── EXTRACTED INFORMATION ──

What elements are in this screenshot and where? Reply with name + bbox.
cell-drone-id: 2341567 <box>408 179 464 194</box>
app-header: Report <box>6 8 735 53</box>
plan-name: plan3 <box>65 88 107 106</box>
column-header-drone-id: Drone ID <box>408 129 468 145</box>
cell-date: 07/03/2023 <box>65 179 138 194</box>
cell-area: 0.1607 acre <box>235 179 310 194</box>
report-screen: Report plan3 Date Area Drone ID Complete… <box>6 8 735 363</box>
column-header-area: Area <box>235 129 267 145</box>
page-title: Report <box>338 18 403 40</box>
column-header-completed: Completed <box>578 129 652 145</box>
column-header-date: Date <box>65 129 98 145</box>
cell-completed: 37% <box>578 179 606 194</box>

───

▶ [PROBLEM TO WORK ON] Copy out every line of the entries word for word, keeping each box value and symbol unchanged.

▶ [CORRECT ANSWER]
What elements are in this screenshot and where? Reply with name + bbox.
cell-drone-id: 2341567 <box>408 179 464 194</box>
app-header: Report <box>6 8 735 53</box>
plan-name: plan3 <box>65 88 107 106</box>
column-header-drone-id: Drone ID <box>408 129 468 145</box>
cell-date: 07/03/2023 <box>65 179 138 194</box>
cell-area: 0.1607 acre <box>235 179 310 194</box>
report-screen: Report plan3 Date Area Drone ID Complete… <box>6 8 735 363</box>
column-header-area: Area <box>235 129 267 145</box>
page-title: Report <box>338 18 403 40</box>
column-header-completed: Completed <box>578 129 652 145</box>
column-header-date: Date <box>65 129 98 145</box>
cell-completed: 37% <box>578 179 606 194</box>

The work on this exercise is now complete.